Direction:
Do any lines in the data below contain "Width"? If so, copy every one of them.

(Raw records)
==============================
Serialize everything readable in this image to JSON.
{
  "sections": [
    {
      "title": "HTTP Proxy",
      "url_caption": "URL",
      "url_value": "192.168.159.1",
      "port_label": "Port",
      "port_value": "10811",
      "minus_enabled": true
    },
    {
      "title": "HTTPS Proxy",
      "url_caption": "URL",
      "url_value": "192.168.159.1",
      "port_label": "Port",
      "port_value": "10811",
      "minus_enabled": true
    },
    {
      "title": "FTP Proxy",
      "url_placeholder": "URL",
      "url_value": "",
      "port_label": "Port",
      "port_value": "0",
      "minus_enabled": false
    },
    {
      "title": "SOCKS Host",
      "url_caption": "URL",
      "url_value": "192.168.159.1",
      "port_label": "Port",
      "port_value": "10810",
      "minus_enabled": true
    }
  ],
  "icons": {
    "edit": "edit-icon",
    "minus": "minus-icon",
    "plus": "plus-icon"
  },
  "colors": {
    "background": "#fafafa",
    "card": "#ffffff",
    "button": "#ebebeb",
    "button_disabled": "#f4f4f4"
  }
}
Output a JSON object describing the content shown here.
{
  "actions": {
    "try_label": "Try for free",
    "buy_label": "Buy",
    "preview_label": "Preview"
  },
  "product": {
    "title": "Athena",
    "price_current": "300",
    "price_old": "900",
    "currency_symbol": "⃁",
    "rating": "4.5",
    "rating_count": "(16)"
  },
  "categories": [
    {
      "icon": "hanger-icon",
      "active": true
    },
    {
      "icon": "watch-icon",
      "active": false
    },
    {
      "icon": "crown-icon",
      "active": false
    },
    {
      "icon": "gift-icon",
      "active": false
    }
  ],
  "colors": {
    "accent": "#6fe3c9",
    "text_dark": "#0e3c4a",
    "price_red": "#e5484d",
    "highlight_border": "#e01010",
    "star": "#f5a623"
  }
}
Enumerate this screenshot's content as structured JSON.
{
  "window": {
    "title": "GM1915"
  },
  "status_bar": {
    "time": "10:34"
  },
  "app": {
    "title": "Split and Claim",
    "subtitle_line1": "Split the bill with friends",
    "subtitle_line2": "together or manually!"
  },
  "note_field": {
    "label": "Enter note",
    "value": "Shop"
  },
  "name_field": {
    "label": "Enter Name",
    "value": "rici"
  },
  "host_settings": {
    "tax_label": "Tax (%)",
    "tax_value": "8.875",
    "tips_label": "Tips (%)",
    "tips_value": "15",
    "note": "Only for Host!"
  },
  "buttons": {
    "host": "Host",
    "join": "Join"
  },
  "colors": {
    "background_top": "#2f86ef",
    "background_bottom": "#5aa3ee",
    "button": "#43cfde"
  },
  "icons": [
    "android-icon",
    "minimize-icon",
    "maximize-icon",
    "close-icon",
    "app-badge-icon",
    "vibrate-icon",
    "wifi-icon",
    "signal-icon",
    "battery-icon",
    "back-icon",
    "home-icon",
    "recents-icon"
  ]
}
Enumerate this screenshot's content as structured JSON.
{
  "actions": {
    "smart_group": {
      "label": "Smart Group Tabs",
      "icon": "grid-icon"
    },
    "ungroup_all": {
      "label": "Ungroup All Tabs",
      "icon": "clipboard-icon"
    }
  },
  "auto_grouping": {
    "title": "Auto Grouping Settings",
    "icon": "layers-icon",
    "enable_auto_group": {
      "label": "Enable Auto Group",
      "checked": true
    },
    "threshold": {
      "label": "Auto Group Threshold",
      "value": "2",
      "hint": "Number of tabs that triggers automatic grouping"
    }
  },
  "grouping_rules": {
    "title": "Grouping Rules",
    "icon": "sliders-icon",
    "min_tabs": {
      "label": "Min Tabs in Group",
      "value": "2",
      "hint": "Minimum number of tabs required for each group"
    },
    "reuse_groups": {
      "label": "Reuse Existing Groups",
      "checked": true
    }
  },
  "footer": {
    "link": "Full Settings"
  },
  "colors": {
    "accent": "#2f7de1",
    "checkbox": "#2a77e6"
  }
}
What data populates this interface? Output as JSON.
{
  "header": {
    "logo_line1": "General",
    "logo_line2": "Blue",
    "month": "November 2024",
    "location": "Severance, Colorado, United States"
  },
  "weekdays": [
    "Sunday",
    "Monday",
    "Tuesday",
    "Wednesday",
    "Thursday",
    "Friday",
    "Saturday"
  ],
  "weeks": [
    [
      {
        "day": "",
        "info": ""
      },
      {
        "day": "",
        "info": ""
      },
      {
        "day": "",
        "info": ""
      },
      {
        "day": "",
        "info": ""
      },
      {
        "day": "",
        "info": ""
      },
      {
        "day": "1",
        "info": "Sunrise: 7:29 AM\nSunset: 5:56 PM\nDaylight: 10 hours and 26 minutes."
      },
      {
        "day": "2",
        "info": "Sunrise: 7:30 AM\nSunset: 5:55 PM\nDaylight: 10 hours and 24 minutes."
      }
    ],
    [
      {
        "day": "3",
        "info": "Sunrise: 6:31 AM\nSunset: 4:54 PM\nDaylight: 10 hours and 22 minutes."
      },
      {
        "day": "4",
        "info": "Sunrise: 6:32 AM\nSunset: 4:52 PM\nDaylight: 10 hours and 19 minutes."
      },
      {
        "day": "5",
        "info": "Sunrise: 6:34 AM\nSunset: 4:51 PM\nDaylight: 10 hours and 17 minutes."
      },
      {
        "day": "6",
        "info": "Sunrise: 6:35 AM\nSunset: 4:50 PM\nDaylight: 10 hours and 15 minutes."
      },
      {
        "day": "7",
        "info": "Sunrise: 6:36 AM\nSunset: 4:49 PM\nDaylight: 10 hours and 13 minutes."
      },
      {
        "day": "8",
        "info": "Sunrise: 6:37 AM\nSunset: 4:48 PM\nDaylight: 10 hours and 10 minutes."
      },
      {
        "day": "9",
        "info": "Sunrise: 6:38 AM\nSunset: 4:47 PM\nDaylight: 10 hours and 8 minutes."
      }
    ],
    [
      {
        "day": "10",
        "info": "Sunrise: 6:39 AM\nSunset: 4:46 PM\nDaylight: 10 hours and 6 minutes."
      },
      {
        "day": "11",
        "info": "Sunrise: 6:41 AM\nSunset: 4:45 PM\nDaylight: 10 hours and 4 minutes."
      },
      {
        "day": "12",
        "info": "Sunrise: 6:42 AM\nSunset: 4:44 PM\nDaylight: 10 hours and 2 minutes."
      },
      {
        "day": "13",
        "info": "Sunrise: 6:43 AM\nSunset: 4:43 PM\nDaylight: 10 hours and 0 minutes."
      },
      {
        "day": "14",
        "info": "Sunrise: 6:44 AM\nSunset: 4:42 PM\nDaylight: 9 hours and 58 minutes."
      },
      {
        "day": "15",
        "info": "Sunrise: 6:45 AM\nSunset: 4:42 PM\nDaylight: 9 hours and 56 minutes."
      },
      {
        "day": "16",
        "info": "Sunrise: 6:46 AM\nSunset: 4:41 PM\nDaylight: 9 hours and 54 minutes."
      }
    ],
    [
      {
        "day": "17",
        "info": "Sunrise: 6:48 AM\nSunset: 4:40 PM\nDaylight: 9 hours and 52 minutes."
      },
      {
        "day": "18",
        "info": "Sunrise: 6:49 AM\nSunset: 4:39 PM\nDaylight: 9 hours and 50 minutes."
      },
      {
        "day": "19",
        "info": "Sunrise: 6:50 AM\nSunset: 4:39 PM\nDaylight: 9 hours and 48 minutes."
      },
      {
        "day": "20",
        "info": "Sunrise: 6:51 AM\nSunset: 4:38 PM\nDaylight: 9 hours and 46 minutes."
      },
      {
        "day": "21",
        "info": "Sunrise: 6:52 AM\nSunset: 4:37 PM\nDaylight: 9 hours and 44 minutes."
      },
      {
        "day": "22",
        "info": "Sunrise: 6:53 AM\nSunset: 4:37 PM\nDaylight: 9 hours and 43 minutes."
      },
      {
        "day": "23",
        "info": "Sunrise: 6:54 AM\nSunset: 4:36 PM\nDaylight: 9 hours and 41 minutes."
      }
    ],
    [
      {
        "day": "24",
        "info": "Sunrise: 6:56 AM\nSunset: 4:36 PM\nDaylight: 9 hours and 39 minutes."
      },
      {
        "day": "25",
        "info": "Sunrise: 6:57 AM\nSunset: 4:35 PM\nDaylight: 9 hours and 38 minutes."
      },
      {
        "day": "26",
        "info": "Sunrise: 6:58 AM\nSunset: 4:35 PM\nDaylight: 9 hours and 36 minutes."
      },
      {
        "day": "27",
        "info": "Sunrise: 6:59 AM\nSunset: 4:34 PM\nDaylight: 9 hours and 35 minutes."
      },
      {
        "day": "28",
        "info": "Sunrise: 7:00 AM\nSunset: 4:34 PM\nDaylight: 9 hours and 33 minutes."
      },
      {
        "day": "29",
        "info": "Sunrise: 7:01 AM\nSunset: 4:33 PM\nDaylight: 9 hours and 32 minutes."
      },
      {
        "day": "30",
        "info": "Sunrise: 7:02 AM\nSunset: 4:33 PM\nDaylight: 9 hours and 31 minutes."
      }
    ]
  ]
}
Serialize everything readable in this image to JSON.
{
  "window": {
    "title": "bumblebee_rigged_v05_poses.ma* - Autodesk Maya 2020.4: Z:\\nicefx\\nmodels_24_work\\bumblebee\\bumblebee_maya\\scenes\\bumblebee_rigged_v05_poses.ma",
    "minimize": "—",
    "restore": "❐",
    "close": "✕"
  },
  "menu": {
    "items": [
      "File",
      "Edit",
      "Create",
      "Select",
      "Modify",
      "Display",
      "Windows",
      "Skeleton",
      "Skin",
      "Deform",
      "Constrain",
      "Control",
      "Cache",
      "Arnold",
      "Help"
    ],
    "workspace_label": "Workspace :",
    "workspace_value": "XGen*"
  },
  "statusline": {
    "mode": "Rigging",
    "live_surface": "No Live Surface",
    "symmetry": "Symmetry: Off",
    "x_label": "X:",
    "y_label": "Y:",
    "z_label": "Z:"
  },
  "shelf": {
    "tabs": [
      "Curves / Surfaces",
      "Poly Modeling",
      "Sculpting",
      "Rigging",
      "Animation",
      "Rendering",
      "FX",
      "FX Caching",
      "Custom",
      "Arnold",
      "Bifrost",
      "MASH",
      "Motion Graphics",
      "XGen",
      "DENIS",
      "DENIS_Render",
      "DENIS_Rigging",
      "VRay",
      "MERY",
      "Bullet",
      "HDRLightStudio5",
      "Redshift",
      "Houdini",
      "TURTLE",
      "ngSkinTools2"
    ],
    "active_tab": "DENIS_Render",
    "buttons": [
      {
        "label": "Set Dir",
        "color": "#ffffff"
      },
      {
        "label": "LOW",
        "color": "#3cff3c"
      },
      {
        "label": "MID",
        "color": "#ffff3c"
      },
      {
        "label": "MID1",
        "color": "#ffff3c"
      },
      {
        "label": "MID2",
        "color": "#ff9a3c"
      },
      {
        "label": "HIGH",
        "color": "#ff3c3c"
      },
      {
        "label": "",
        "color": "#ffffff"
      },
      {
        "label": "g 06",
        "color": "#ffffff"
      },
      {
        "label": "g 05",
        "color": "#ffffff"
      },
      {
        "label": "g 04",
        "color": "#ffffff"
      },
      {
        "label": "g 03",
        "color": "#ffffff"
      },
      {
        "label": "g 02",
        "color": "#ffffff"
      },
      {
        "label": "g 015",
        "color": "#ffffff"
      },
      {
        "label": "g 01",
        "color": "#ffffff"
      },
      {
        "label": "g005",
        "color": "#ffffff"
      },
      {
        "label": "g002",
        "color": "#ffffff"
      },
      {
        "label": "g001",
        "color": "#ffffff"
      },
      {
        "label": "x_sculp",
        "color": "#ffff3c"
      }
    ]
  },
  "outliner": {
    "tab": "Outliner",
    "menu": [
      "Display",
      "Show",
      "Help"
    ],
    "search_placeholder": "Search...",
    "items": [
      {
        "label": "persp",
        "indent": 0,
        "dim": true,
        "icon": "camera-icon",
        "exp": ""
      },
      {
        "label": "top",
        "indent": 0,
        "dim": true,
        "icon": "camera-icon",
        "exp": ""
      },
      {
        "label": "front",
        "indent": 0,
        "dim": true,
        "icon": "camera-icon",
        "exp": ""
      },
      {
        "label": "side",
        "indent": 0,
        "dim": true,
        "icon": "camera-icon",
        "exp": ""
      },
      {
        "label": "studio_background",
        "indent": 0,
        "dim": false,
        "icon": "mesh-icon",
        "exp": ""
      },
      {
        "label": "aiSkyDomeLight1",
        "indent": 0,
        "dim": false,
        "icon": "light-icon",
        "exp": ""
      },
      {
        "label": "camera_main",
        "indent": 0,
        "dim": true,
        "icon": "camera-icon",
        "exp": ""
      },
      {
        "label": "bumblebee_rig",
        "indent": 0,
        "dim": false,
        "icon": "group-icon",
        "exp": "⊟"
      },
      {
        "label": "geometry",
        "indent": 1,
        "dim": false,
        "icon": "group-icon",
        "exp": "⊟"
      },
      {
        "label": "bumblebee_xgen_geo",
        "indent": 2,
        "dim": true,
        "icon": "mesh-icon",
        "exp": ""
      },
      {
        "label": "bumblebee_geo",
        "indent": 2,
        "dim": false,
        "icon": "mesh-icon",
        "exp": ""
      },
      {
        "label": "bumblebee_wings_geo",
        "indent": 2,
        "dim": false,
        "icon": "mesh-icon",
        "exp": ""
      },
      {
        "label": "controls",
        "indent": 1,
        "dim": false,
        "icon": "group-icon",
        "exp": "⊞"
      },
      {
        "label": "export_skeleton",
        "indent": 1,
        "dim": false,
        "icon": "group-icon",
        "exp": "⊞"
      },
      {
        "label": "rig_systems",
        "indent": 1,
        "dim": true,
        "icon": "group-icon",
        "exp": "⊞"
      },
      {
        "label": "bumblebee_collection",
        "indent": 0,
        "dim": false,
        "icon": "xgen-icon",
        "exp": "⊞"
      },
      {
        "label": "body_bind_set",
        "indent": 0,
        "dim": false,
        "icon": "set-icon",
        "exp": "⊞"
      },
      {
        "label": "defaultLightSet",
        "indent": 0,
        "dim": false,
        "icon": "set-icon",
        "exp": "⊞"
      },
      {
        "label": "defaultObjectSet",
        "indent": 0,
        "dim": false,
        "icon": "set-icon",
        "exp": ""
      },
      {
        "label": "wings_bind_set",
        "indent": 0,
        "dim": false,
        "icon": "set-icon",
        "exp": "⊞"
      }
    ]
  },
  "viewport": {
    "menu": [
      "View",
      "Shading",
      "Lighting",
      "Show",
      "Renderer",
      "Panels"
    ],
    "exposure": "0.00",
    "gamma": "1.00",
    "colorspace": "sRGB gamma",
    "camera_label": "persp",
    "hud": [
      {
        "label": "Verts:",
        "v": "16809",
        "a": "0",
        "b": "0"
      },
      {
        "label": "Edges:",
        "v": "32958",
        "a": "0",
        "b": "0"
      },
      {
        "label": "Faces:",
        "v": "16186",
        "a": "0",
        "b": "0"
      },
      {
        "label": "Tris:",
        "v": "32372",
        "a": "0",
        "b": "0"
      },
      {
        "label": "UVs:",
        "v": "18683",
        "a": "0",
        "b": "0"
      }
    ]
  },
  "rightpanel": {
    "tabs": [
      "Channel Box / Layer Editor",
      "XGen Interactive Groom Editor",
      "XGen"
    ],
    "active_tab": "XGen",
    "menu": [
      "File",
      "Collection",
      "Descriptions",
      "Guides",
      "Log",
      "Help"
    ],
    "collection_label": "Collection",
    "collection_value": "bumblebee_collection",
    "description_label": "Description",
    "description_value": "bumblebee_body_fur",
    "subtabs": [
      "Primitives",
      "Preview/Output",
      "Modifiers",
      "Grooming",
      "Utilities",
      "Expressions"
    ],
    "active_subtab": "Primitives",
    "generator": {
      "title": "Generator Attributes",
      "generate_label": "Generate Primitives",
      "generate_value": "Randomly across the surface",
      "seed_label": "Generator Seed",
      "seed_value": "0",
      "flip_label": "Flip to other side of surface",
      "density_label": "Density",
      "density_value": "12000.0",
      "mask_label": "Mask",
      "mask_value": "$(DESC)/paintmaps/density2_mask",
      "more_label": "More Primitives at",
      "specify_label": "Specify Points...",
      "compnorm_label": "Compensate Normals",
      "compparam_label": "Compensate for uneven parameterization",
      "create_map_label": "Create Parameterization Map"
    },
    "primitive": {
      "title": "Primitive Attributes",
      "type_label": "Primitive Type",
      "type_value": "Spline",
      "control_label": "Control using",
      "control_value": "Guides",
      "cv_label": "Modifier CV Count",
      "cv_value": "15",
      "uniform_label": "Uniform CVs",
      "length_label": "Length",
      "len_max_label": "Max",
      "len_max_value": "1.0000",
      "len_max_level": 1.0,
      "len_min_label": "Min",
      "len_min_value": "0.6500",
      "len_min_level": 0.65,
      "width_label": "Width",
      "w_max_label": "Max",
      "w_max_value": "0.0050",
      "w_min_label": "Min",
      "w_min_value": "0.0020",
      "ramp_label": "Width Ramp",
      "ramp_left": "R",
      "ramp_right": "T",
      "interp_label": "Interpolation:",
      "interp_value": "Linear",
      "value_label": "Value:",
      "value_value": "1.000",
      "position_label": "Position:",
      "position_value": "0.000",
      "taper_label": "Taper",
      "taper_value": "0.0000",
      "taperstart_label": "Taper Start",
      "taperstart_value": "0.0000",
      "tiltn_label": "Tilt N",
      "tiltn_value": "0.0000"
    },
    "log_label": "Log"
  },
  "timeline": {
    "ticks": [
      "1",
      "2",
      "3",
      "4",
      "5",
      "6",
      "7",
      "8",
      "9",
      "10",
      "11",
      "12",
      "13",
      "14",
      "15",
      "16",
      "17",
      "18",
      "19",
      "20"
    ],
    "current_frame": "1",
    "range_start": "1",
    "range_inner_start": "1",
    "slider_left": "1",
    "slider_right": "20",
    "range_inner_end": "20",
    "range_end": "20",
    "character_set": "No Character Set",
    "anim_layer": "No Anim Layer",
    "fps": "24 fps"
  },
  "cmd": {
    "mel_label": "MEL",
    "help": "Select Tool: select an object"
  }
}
==============================
Answer for this exercise:
      "width_label": "Width",
      "ramp_label": "Width Ramp",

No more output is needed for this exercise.